- **Stated exercise**:
Tally every line of the listing where the string "this" is found, and state the total alone.

- **Data for processing**:

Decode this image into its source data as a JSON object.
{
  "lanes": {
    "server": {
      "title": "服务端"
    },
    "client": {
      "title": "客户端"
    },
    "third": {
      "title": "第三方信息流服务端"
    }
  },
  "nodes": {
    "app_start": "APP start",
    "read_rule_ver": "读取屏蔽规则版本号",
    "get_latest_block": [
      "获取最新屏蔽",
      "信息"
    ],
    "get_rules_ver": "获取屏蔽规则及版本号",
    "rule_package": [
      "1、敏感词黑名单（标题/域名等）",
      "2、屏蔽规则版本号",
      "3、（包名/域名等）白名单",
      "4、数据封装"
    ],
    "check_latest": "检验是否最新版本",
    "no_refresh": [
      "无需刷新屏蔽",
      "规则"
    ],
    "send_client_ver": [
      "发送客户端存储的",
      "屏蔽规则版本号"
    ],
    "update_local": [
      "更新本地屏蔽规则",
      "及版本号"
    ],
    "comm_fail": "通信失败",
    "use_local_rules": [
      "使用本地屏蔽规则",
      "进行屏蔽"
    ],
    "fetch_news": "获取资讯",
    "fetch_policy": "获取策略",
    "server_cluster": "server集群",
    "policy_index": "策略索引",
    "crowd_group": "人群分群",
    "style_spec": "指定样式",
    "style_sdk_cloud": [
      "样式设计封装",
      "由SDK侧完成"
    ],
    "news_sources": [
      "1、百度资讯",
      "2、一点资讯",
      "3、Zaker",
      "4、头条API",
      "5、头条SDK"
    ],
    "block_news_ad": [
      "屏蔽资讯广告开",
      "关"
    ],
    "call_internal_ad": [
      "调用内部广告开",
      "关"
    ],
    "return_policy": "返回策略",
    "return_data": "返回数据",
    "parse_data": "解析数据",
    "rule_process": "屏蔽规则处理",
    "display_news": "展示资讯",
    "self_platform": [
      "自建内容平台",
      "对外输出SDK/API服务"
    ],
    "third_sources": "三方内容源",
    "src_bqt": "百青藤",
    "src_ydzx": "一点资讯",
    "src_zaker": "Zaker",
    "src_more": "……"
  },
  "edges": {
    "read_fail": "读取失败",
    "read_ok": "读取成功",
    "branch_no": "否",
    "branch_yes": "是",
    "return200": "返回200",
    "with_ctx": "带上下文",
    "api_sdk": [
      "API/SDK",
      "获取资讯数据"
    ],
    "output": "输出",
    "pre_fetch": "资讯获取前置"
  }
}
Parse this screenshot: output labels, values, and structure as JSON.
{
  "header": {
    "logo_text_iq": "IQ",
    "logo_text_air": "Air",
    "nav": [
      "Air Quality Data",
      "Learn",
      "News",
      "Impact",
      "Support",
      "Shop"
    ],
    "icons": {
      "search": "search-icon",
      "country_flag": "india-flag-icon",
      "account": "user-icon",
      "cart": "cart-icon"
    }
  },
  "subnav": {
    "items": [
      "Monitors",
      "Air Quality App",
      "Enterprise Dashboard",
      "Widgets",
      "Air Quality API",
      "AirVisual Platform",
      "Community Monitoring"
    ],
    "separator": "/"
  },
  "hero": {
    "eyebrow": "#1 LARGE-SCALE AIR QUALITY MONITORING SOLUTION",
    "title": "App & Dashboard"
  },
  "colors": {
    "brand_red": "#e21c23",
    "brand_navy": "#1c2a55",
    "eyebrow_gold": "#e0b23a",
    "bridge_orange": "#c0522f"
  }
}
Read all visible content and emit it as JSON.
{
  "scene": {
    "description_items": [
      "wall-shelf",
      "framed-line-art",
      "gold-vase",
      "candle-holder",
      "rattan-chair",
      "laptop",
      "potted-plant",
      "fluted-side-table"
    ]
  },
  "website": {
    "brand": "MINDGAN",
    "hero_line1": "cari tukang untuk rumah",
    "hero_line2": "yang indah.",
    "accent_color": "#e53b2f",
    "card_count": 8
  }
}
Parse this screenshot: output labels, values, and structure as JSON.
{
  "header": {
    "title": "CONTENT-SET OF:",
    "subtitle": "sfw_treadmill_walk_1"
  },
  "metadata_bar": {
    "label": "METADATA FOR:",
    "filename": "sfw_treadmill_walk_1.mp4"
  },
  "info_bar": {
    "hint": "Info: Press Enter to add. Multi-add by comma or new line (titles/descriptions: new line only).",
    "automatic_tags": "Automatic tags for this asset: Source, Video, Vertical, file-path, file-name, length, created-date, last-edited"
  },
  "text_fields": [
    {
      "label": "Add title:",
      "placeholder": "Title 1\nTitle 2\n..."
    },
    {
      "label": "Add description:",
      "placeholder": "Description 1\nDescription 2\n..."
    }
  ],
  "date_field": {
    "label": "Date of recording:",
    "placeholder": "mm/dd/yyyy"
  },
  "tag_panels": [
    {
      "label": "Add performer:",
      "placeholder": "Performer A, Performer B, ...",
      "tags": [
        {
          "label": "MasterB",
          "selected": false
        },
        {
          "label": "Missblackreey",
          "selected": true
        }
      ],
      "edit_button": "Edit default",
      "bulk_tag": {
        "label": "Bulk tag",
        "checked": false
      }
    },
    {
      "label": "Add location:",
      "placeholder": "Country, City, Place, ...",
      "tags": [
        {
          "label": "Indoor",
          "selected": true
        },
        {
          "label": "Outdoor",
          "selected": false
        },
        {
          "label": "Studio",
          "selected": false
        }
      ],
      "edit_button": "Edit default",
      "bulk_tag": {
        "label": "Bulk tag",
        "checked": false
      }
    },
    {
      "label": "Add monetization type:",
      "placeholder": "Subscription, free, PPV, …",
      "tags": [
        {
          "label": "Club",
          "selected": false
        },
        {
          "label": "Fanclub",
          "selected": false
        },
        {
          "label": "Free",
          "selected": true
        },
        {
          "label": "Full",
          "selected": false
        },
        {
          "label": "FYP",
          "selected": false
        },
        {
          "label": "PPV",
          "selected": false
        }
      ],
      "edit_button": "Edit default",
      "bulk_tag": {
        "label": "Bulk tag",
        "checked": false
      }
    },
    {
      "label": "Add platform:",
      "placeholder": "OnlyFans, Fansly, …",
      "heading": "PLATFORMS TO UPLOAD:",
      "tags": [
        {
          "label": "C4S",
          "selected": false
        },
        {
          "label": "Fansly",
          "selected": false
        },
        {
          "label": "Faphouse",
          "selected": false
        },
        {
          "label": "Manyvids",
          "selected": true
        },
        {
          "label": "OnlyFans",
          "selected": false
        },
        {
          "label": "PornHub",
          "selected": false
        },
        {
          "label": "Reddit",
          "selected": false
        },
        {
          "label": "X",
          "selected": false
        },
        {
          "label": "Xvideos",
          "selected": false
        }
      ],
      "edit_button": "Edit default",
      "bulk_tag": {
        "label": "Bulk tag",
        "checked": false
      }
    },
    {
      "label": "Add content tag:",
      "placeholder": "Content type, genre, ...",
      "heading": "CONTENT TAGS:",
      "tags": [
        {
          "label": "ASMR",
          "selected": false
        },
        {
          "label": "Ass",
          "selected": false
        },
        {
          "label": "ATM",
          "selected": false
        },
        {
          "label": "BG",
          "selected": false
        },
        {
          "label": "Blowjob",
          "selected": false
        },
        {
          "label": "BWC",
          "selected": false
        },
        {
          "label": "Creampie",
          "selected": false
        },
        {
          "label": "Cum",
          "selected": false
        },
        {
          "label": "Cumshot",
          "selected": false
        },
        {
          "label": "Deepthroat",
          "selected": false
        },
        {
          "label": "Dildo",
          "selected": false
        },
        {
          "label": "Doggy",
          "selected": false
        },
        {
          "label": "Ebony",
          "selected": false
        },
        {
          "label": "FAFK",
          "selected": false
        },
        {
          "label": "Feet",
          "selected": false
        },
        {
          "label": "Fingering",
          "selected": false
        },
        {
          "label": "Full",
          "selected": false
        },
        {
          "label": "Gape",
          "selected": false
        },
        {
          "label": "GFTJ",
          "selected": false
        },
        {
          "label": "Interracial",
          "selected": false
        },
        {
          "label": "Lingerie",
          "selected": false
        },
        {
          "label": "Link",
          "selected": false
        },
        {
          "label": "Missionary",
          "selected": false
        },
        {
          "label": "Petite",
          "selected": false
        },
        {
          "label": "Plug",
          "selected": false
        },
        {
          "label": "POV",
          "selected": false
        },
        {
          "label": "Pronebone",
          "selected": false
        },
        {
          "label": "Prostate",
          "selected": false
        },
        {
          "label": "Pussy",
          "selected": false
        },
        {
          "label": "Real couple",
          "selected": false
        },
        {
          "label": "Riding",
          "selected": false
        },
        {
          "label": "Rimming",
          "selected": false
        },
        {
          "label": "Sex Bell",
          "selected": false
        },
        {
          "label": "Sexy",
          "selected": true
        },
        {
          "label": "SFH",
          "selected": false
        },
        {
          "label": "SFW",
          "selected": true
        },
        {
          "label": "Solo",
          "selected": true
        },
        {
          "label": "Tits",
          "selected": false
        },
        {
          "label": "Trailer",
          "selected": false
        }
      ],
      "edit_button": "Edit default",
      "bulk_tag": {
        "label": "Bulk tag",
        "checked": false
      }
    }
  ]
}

- **Correct response**:
4